EXERCISE
Repeat every line below exactly, word for word.

Data entries for graphics
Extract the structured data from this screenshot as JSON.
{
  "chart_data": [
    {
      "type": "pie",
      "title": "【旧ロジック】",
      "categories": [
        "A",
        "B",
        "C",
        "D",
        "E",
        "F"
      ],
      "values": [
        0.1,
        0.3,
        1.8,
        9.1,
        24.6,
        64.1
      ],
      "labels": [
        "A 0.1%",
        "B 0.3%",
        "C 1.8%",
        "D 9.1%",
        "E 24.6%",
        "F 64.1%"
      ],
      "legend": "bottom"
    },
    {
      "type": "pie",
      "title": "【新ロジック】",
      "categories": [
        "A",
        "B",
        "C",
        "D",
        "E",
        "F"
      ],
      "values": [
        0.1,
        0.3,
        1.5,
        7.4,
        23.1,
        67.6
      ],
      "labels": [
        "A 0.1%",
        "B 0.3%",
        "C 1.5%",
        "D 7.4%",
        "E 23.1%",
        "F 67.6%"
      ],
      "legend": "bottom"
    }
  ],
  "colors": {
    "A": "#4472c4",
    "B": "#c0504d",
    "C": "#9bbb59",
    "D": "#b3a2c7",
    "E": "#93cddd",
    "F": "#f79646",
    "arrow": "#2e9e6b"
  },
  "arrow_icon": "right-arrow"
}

THE ANSWER
Extract the structured data from this screenshot as JSON.
{
  "chart_data": [
    {
      "type": "pie",
      "title": "【旧ロジック】",
      "categories": [
        "A",
        "B",
        "C",
        "D",
        "E",
        "F"
      ],
      "values": [
        0.1,
        0.3,
        1.8,
        9.1,
        24.6,
        64.1
      ],
      "labels": [
        "A 0.1%",
        "B 0.3%",
        "C 1.8%",
        "D 9.1%",
        "E 24.6%",
        "F 64.1%"
      ],
      "legend": "bottom"
    },
    {
      "type": "pie",
      "title": "【新ロジック】",
      "categories": [
        "A",
        "B",
        "C",
        "D",
        "E",
        "F"
      ],
      "values": [
        0.1,
        0.3,
        1.5,
        7.4,
        23.1,
        67.6
      ],
      "labels": [
        "A 0.1%",
        "B 0.3%",
        "C 1.5%",
        "D 7.4%",
        "E 23.1%",
        "F 67.6%"
      ],
      "legend": "bottom"
    }
  ],
  "colors": {
    "A": "#4472c4",
    "B": "#c0504d",
    "C": "#9bbb59",
    "D": "#b3a2c7",
    "E": "#93cddd",
    "F": "#f79646",
    "arrow": "#2e9e6b"
  },
  "arrow_icon": "right-arrow"
}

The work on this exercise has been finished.